DO THIS: Without changing a character, return the entries, but not the images they hold.

* START AVAILABLE RECORDS *

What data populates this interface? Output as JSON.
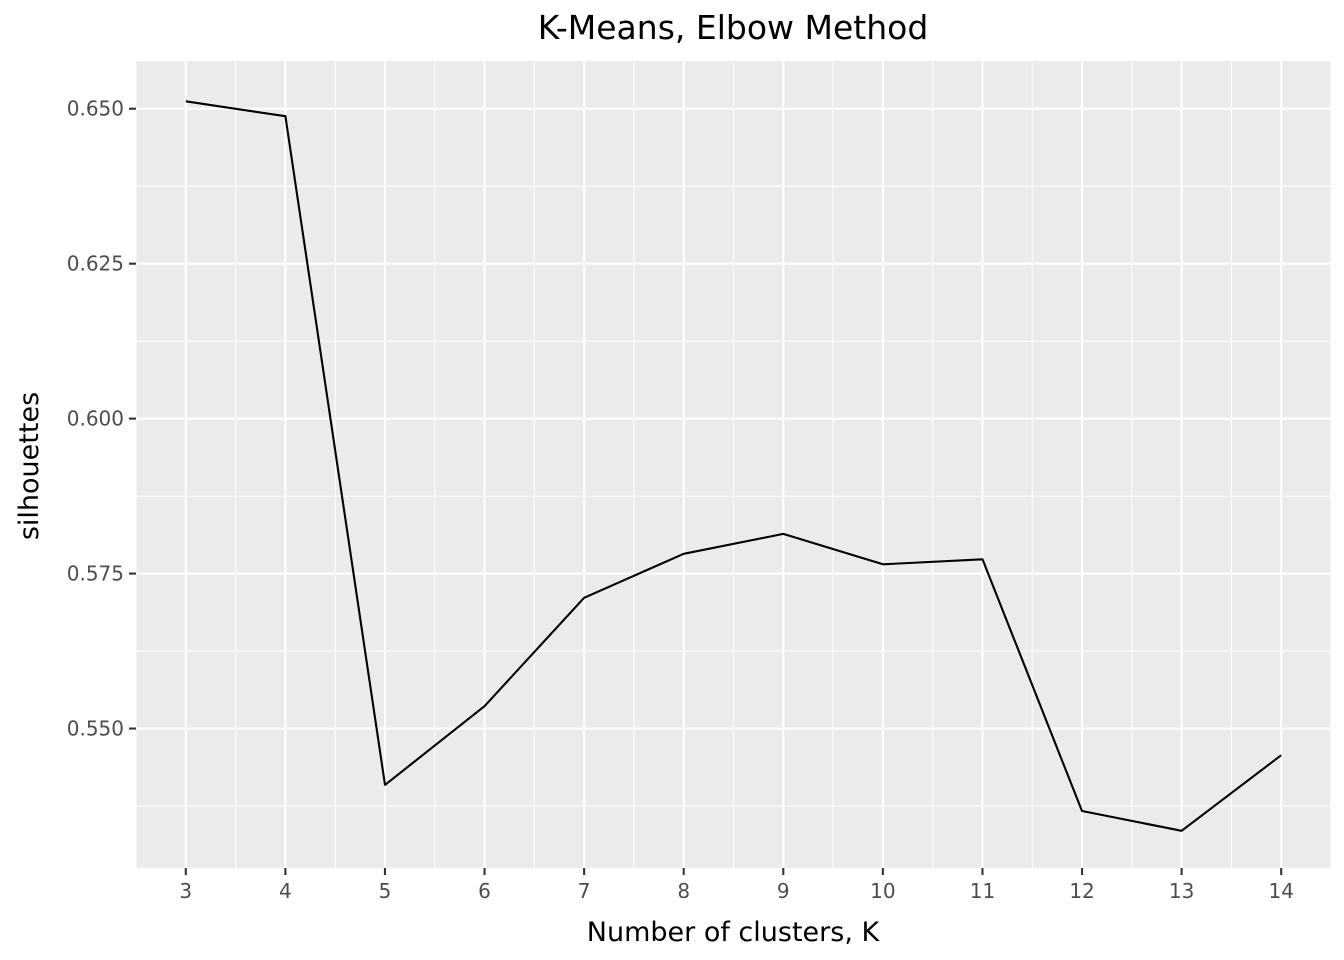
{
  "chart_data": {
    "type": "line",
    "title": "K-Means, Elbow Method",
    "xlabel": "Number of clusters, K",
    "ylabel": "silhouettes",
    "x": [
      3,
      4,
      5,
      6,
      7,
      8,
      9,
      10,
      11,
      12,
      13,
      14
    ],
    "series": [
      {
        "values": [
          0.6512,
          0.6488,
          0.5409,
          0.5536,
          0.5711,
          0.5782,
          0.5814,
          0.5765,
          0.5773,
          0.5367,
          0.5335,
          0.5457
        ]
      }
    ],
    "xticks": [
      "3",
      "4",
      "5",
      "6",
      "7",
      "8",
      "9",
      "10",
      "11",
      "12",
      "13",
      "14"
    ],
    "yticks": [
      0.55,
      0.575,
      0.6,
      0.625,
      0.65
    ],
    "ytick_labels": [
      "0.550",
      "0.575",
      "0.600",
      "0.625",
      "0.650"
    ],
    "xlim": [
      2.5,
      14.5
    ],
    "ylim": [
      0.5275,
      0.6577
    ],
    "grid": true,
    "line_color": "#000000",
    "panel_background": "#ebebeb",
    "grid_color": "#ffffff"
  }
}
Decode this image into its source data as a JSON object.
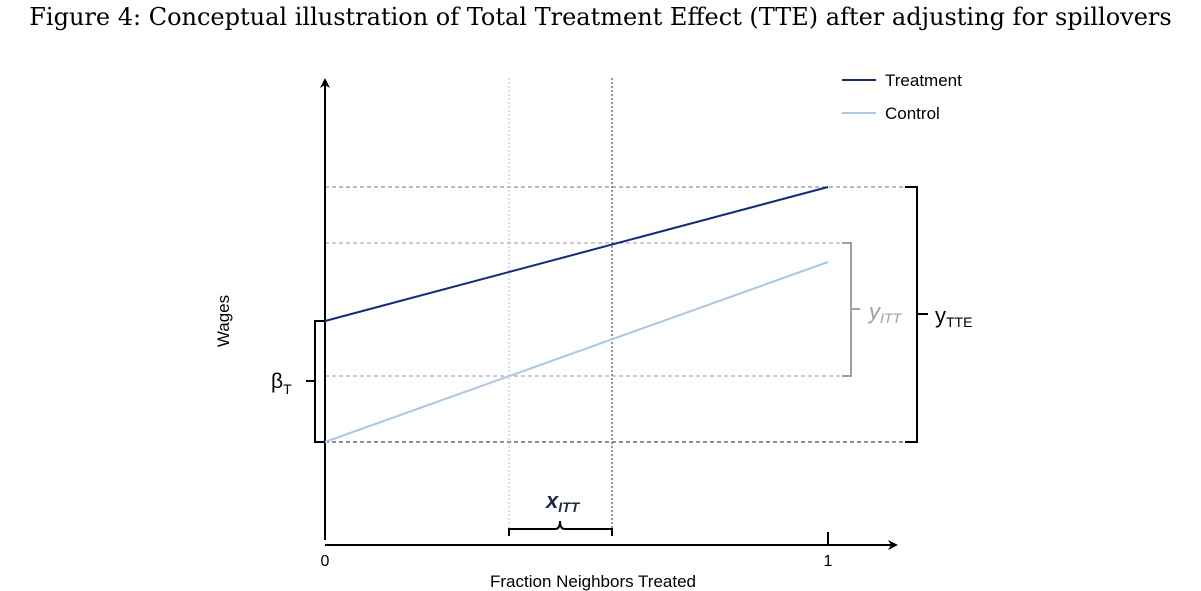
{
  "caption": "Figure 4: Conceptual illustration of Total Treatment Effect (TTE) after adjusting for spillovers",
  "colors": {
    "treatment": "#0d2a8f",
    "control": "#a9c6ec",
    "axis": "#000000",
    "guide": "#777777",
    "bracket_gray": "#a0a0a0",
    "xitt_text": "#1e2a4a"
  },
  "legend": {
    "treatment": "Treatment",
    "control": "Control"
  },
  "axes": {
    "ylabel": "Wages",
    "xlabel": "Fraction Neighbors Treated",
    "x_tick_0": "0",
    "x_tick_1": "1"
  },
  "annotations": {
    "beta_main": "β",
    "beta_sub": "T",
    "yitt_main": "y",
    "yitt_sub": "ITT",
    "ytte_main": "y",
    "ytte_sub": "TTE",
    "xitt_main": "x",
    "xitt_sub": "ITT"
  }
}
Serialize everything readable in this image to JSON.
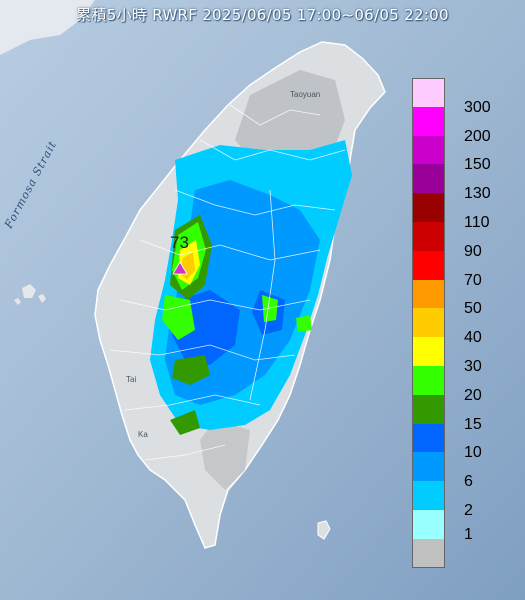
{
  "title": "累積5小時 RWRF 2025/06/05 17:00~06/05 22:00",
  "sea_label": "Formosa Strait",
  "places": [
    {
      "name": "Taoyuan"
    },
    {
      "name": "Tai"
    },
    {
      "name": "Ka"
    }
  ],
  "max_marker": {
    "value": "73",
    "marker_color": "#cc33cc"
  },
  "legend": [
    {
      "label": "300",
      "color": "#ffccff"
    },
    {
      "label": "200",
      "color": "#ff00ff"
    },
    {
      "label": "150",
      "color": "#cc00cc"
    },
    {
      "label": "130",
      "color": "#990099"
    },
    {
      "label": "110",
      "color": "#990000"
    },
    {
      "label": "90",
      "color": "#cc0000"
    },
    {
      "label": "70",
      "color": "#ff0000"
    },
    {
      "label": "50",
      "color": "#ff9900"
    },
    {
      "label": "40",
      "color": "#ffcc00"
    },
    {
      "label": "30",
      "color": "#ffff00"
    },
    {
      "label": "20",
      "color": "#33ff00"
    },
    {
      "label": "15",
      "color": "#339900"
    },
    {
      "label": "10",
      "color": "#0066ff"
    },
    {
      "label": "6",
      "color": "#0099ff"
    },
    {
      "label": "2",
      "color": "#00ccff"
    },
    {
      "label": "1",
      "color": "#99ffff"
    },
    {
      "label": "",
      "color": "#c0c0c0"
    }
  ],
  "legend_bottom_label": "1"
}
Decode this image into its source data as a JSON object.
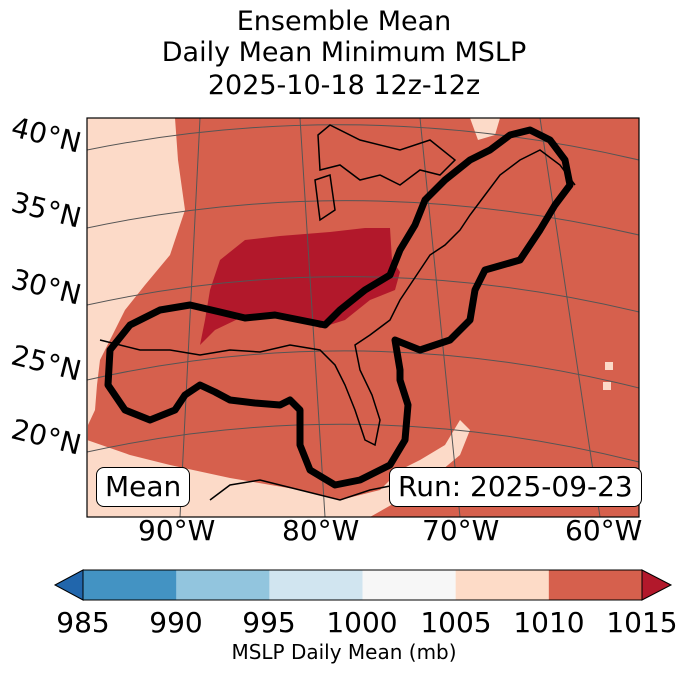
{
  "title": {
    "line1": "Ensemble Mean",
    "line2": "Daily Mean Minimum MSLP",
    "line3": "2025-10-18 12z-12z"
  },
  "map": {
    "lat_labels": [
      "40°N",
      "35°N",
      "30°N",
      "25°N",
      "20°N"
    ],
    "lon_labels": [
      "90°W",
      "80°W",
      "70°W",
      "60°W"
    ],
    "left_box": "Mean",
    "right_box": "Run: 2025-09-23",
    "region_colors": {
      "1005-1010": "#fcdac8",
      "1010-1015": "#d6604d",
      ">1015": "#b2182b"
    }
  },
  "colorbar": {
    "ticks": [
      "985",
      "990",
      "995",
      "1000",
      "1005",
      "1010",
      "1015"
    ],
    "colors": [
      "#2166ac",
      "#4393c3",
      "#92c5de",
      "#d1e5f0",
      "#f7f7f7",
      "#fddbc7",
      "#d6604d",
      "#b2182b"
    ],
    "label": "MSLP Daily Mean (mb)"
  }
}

* END AVAILABLE RECORDS *

SOLUTION TO THIS TASK:
What data populates this interface? Output as JSON.
{
  "chart_data": {
    "type": "line",
    "title": "K-Means, Elbow Method",
    "xlabel": "Number of clusters, K",
    "ylabel": "silhouettes",
    "x": [
      3,
      4,
      5,
      6,
      7,
      8,
      9,
      10,
      11,
      12,
      13,
      14
    ],
    "series": [
      {
        "values": [
          0.6512,
          0.6488,
          0.5409,
          0.5536,
          0.5711,
          0.5782,
          0.5814,
          0.5765,
          0.5773,
          0.5367,
          0.5335,
          0.5457
        ]
      }
    ],
    "xticks": [
      "3",
      "4",
      "5",
      "6",
      "7",
      "8",
      "9",
      "10",
      "11",
      "12",
      "13",
      "14"
    ],
    "yticks": [
      0.55,
      0.575,
      0.6,
      0.625,
      0.65
    ],
    "ytick_labels": [
      "0.550",
      "0.575",
      "0.600",
      "0.625",
      "0.650"
    ],
    "xlim": [
      2.5,
      14.5
    ],
    "ylim": [
      0.5275,
      0.6577
    ],
    "grid": true,
    "line_color": "#000000",
    "panel_background": "#ebebeb",
    "grid_color": "#ffffff"
  }
}
Decode this image into its source data as a JSON object.
{
  "caption": "Figure 4: Conceptual illustration of Total Treatment Effect (TTE) after adjusting for spillovers",
  "colors": {
    "treatment": "#0d2a8f",
    "control": "#a9c6ec",
    "axis": "#000000",
    "guide": "#777777",
    "bracket_gray": "#a0a0a0",
    "xitt_text": "#1e2a4a"
  },
  "legend": {
    "treatment": "Treatment",
    "control": "Control"
  },
  "axes": {
    "ylabel": "Wages",
    "xlabel": "Fraction Neighbors Treated",
    "x_tick_0": "0",
    "x_tick_1": "1"
  },
  "annotations": {
    "beta_main": "β",
    "beta_sub": "T",
    "yitt_main": "y",
    "yitt_sub": "ITT",
    "ytte_main": "y",
    "ytte_sub": "TTE",
    "xitt_main": "x",
    "xitt_sub": "ITT"
  }
}
Serialize everything readable in this image to JSON.
{
  "title": "累積5小時 RWRF 2025/06/05 17:00~06/05 22:00",
  "sea_label": "Formosa Strait",
  "places": [
    {
      "name": "Taoyuan"
    },
    {
      "name": "Tai"
    },
    {
      "name": "Ka"
    }
  ],
  "max_marker": {
    "value": "73",
    "marker_color": "#cc33cc"
  },
  "legend": [
    {
      "label": "300",
      "color": "#ffccff"
    },
    {
      "label": "200",
      "color": "#ff00ff"
    },
    {
      "label": "150",
      "color": "#cc00cc"
    },
    {
      "label": "130",
      "color": "#990099"
    },
    {
      "label": "110",
      "color": "#990000"
    },
    {
      "label": "90",
      "color": "#cc0000"
    },
    {
      "label": "70",
      "color": "#ff0000"
    },
    {
      "label": "50",
      "color": "#ff9900"
    },
    {
      "label": "40",
      "color": "#ffcc00"
    },
    {
      "label": "30",
      "color": "#ffff00"
    },
    {
      "label": "20",
      "color": "#33ff00"
    },
    {
      "label": "15",
      "color": "#339900"
    },
    {
      "label": "10",
      "color": "#0066ff"
    },
    {
      "label": "6",
      "color": "#0099ff"
    },
    {
      "label": "2",
      "color": "#00ccff"
    },
    {
      "label": "1",
      "color": "#99ffff"
    },
    {
      "label": "",
      "color": "#c0c0c0"
    }
  ],
  "legend_bottom_label": "1"
}
Decode this image into its source data as a JSON object.
{
  "title": {
    "line1": "Ensemble Mean",
    "line2": "Daily Mean Minimum MSLP",
    "line3": "2025-10-18 12z-12z"
  },
  "map": {
    "lat_labels": [
      "40°N",
      "35°N",
      "30°N",
      "25°N",
      "20°N"
    ],
    "lon_labels": [
      "90°W",
      "80°W",
      "70°W",
      "60°W"
    ],
    "left_box": "Mean",
    "right_box": "Run: 2025-09-23",
    "region_colors": {
      "1005-1010": "#fcdac8",
      "1010-1015": "#d6604d",
      ">1015": "#b2182b"
    }
  },
  "colorbar": {
    "ticks": [
      "985",
      "990",
      "995",
      "1000",
      "1005",
      "1010",
      "1015"
    ],
    "colors": [
      "#2166ac",
      "#4393c3",
      "#92c5de",
      "#d1e5f0",
      "#f7f7f7",
      "#fddbc7",
      "#d6604d",
      "#b2182b"
    ],
    "label": "MSLP Daily Mean (mb)"
  }
}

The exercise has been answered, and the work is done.